▸ Work to be completed
Quote the whole listing word for word, please.

▸ Exercise inputs
+ + + + + + +
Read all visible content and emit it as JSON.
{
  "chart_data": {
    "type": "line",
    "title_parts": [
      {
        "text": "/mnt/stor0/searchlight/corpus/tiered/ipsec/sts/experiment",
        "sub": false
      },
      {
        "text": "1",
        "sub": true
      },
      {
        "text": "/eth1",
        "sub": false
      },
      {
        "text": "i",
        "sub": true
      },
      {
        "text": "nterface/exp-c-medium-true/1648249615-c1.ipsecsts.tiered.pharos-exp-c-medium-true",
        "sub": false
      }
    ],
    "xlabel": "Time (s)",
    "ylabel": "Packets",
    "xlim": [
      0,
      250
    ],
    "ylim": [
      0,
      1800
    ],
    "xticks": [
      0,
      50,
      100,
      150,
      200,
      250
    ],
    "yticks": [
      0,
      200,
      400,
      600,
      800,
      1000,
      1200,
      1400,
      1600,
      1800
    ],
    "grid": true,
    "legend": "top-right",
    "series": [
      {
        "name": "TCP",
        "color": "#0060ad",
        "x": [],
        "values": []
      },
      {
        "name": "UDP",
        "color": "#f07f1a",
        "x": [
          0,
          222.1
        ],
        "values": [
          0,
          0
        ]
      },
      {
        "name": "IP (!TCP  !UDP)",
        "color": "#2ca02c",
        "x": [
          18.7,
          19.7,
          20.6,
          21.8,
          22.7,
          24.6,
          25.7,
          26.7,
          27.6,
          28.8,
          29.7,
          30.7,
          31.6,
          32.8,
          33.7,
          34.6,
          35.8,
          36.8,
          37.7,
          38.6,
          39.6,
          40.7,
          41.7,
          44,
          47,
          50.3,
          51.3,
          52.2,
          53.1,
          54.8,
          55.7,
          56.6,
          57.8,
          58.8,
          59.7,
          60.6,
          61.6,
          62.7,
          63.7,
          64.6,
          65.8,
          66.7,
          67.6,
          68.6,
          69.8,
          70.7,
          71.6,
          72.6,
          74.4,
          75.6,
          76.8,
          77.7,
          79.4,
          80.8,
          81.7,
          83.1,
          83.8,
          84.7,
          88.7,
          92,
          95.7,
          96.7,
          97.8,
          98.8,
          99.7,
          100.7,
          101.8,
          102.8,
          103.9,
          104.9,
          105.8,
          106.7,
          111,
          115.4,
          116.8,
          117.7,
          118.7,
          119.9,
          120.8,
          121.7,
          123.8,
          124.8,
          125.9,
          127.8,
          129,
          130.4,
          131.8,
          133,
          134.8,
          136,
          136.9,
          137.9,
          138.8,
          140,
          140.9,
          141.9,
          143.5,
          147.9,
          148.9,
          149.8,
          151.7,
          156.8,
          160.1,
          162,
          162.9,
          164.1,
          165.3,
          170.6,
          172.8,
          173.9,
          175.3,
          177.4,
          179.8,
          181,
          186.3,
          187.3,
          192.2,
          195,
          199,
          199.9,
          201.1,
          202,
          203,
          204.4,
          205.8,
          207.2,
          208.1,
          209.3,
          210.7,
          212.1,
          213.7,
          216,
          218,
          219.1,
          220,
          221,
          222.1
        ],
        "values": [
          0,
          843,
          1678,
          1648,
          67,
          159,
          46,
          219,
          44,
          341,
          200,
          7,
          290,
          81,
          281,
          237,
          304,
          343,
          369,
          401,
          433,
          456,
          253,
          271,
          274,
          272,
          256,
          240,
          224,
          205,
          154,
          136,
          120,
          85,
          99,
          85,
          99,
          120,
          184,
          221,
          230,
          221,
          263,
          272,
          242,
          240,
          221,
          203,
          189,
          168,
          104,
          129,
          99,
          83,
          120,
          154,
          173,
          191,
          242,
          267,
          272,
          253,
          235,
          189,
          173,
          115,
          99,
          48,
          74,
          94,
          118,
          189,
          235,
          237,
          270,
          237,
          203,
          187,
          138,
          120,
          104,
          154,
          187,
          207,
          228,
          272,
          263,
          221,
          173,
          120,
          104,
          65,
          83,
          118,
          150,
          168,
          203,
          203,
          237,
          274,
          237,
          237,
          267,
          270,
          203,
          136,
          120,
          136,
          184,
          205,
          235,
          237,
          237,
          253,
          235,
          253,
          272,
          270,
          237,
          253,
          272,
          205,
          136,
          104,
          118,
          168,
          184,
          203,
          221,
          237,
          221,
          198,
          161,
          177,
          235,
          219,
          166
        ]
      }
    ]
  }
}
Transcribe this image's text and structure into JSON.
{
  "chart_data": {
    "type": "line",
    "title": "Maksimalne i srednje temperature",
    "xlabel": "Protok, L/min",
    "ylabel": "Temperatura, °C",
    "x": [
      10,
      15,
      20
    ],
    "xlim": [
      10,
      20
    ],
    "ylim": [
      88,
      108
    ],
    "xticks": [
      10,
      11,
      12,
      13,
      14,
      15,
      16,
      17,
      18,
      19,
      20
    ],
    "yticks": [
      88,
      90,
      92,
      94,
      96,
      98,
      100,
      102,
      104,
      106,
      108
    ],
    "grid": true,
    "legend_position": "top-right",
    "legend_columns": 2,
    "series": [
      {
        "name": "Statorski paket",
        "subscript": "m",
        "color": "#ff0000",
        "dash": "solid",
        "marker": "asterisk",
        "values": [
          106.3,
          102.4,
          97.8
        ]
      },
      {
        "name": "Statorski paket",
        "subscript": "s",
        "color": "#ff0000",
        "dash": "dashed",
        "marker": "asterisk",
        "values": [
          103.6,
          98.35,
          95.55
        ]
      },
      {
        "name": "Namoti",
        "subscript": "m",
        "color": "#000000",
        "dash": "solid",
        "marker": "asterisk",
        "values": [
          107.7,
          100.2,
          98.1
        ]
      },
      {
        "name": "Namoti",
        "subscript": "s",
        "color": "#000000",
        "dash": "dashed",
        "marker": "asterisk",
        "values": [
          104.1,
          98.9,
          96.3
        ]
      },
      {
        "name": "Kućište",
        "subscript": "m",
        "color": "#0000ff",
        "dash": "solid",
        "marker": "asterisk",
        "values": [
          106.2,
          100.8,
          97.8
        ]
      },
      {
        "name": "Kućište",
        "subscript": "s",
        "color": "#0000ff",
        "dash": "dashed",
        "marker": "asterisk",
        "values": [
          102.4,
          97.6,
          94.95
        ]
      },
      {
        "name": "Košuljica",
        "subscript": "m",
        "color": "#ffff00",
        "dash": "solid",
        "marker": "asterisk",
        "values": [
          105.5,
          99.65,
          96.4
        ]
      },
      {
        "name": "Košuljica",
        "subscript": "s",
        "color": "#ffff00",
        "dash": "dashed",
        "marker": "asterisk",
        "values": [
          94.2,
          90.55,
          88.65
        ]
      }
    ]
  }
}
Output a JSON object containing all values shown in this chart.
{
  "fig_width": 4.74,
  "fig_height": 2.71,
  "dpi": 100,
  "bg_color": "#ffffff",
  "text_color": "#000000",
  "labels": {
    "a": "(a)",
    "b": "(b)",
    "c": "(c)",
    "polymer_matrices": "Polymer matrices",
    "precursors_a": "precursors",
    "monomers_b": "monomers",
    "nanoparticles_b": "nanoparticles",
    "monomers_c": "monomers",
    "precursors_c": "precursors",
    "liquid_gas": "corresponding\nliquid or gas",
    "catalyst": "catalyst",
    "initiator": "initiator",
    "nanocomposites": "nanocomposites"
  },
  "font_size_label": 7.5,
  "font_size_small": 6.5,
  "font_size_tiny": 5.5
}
+ + + + + + +
▸ Result for this task
Read all visible content and emit it as JSON.
{
  "chart_data": {
    "type": "line",
    "title_parts": [
      {
        "text": "/mnt/stor0/searchlight/corpus/tiered/ipsec/sts/experiment",
        "sub": false
      },
      {
        "text": "1",
        "sub": true
      },
      {
        "text": "/eth1",
        "sub": false
      },
      {
        "text": "i",
        "sub": true
      },
      {
        "text": "nterface/exp-c-medium-true/1648249615-c1.ipsecsts.tiered.pharos-exp-c-medium-true",
        "sub": false
      }
    ],
    "xlabel": "Time (s)",
    "ylabel": "Packets",
    "xlim": [
      0,
      250
    ],
    "ylim": [
      0,
      1800
    ],
    "xticks": [
      0,
      50,
      100,
      150,
      200,
      250
    ],
    "yticks": [
      0,
      200,
      400,
      600,
      800,
      1000,
      1200,
      1400,
      1600,
      1800
    ],
    "grid": true,
    "legend": "top-right",
    "series": [
      {
        "name": "TCP",
        "color": "#0060ad",
        "x": [],
        "values": []
      },
      {
        "name": "UDP",
        "color": "#f07f1a",
        "x": [
          0,
          222.1
        ],
        "values": [
          0,
          0
        ]
      },
      {
        "name": "IP (!TCP  !UDP)",
        "color": "#2ca02c",
        "x": [
          18.7,
          19.7,
          20.6,
          21.8,
          22.7,
          24.6,
          25.7,
          26.7,
          27.6,
          28.8,
          29.7,
          30.7,
          31.6,
          32.8,
          33.7,
          34.6,
          35.8,
          36.8,
          37.7,
          38.6,
          39.6,
          40.7,
          41.7,
          44,
          47,
          50.3,
          51.3,
          52.2,
          53.1,
          54.8,
          55.7,
          56.6,
          57.8,
          58.8,
          59.7,
          60.6,
          61.6,
          62.7,
          63.7,
          64.6,
          65.8,
          66.7,
          67.6,
          68.6,
          69.8,
          70.7,
          71.6,
          72.6,
          74.4,
          75.6,
          76.8,
          77.7,
          79.4,
          80.8,
          81.7,
          83.1,
          83.8,
          84.7,
          88.7,
          92,
          95.7,
          96.7,
          97.8,
          98.8,
          99.7,
          100.7,
          101.8,
          102.8,
          103.9,
          104.9,
          105.8,
          106.7,
          111,
          115.4,
          116.8,
          117.7,
          118.7,
          119.9,
          120.8,
          121.7,
          123.8,
          124.8,
          125.9,
          127.8,
          129,
          130.4,
          131.8,
          133,
          134.8,
          136,
          136.9,
          137.9,
          138.8,
          140,
          140.9,
          141.9,
          143.5,
          147.9,
          148.9,
          149.8,
          151.7,
          156.8,
          160.1,
          162,
          162.9,
          164.1,
          165.3,
          170.6,
          172.8,
          173.9,
          175.3,
          177.4,
          179.8,
          181,
          186.3,
          187.3,
          192.2,
          195,
          199,
          199.9,
          201.1,
          202,
          203,
          204.4,
          205.8,
          207.2,
          208.1,
          209.3,
          210.7,
          212.1,
          213.7,
          216,
          218,
          219.1,
          220,
          221,
          222.1
        ],
        "values": [
          0,
          843,
          1678,
          1648,
          67,
          159,
          46,
          219,
          44,
          341,
          200,
          7,
          290,
          81,
          281,
          237,
          304,
          343,
          369,
          401,
          433,
          456,
          253,
          271,
          274,
          272,
          256,
          240,
          224,
          205,
          154,
          136,
          120,
          85,
          99,
          85,
          99,
          120,
          184,
          221,
          230,
          221,
          263,
          272,
          242,
          240,
          221,
          203,
          189,
          168,
          104,
          129,
          99,
          83,
          120,
          154,
          173,
          191,
          242,
          267,
          272,
          253,
          235,
          189,
          173,
          115,
          99,
          48,
          74,
          94,
          118,
          189,
          235,
          237,
          270,
          237,
          203,
          187,
          138,
          120,
          104,
          154,
          187,
          207,
          228,
          272,
          263,
          221,
          173,
          120,
          104,
          65,
          83,
          118,
          150,
          168,
          203,
          203,
          237,
          274,
          237,
          237,
          267,
          270,
          203,
          136,
          120,
          136,
          184,
          205,
          235,
          237,
          237,
          253,
          235,
          253,
          272,
          270,
          237,
          253,
          272,
          205,
          136,
          104,
          118,
          168,
          184,
          203,
          221,
          237,
          221,
          198,
          161,
          177,
          235,
          219,
          166
        ]
      }
    ]
  }
}
Transcribe this image's text and structure into JSON.
{
  "chart_data": {
    "type": "line",
    "title": "Maksimalne i srednje temperature",
    "xlabel": "Protok, L/min",
    "ylabel": "Temperatura, °C",
    "x": [
      10,
      15,
      20
    ],
    "xlim": [
      10,
      20
    ],
    "ylim": [
      88,
      108
    ],
    "xticks": [
      10,
      11,
      12,
      13,
      14,
      15,
      16,
      17,
      18,
      19,
      20
    ],
    "yticks": [
      88,
      90,
      92,
      94,
      96,
      98,
      100,
      102,
      104,
      106,
      108
    ],
    "grid": true,
    "legend_position": "top-right",
    "legend_columns": 2,
    "series": [
      {
        "name": "Statorski paket",
        "subscript": "m",
        "color": "#ff0000",
        "dash": "solid",
        "marker": "asterisk",
        "values": [
          106.3,
          102.4,
          97.8
        ]
      },
      {
        "name": "Statorski paket",
        "subscript": "s",
        "color": "#ff0000",
        "dash": "dashed",
        "marker": "asterisk",
        "values": [
          103.6,
          98.35,
          95.55
        ]
      },
      {
        "name": "Namoti",
        "subscript": "m",
        "color": "#000000",
        "dash": "solid",
        "marker": "asterisk",
        "values": [
          107.7,
          100.2,
          98.1
        ]
      },
      {
        "name": "Namoti",
        "subscript": "s",
        "color": "#000000",
        "dash": "dashed",
        "marker": "asterisk",
        "values": [
          104.1,
          98.9,
          96.3
        ]
      },
      {
        "name": "Kućište",
        "subscript": "m",
        "color": "#0000ff",
        "dash": "solid",
        "marker": "asterisk",
        "values": [
          106.2,
          100.8,
          97.8
        ]
      },
      {
        "name": "Kućište",
        "subscript": "s",
        "color": "#0000ff",
        "dash": "dashed",
        "marker": "asterisk",
        "values": [
          102.4,
          97.6,
          94.95
        ]
      },
      {
        "name": "Košuljica",
        "subscript": "m",
        "color": "#ffff00",
        "dash": "solid",
        "marker": "asterisk",
        "values": [
          105.5,
          99.65,
          96.4
        ]
      },
      {
        "name": "Košuljica",
        "subscript": "s",
        "color": "#ffff00",
        "dash": "dashed",
        "marker": "asterisk",
        "values": [
          94.2,
          90.55,
          88.65
        ]
      }
    ]
  }
}
Output a JSON object containing all values shown in this chart.
{
  "fig_width": 4.74,
  "fig_height": 2.71,
  "dpi": 100,
  "bg_color": "#ffffff",
  "text_color": "#000000",
  "labels": {
    "a": "(a)",
    "b": "(b)",
    "c": "(c)",
    "polymer_matrices": "Polymer matrices",
    "precursors_a": "precursors",
    "monomers_b": "monomers",
    "nanoparticles_b": "nanoparticles",
    "monomers_c": "monomers",
    "precursors_c": "precursors",
    "liquid_gas": "corresponding\nliquid or gas",
    "catalyst": "catalyst",
    "initiator": "initiator",
    "nanocomposites": "nanocomposites"
  },
  "font_size_label": 7.5,
  "font_size_small": 6.5,
  "font_size_tiny": 5.5
}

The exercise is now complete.